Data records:
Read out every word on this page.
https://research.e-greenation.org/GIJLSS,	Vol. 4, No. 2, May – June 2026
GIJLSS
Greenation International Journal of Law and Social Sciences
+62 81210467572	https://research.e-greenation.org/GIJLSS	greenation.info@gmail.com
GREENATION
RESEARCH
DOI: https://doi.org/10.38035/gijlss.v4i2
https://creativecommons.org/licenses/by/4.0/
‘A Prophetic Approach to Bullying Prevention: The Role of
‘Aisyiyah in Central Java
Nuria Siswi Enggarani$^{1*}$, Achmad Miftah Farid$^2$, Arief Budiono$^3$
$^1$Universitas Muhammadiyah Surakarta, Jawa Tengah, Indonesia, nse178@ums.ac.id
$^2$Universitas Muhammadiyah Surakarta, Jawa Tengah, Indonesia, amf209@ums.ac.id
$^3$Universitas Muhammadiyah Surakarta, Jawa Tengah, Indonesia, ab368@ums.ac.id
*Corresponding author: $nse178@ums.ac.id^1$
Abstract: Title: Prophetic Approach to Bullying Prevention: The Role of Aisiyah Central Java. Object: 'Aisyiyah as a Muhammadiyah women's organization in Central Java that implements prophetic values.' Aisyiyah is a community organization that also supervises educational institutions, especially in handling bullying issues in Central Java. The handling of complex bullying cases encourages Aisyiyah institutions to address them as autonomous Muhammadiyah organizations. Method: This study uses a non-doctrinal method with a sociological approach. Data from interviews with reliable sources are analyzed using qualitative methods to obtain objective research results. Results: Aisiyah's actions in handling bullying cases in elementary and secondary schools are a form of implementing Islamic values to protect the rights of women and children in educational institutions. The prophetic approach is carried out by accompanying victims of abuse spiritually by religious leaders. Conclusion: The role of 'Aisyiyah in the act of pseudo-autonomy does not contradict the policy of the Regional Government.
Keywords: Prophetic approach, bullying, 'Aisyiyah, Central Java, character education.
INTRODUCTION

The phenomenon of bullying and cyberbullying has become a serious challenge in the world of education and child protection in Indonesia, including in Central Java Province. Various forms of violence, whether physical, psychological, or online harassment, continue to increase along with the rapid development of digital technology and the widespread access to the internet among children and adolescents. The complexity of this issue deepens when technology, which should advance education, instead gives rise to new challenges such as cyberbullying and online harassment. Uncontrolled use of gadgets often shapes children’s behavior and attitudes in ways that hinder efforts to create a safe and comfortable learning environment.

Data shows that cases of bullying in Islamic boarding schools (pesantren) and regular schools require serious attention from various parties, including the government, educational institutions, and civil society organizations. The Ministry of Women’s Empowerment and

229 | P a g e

● What to work on:
Scan the material above for the string "serious" and report each line where you find it.

● The answer:
The phenomenon of bullying and cyberbullying has become a serious challenge in the world of education and child protection in Indonesia, including in Central Java Province. Various forms of violence, whether physical, psychological, or online harassment, continue to increase along with the rapid development of digital technology and the widespread access to the internet among children and adolescents. The complexity of this issue deepens when technology, which should advance education, instead gives rise to new challenges such as cyberbullying and online harassment. Uncontrolled use of gadgets often shapes children’s behavior and attitudes in ways that hinder efforts to create a safe and comfortable learning environment.
Data shows that cases of bullying in Islamic boarding schools (pesantren) and regular schools require serious attention from various parties, including the government, educational institutions, and civil society organizations. The Ministry of Women’s Empowerment and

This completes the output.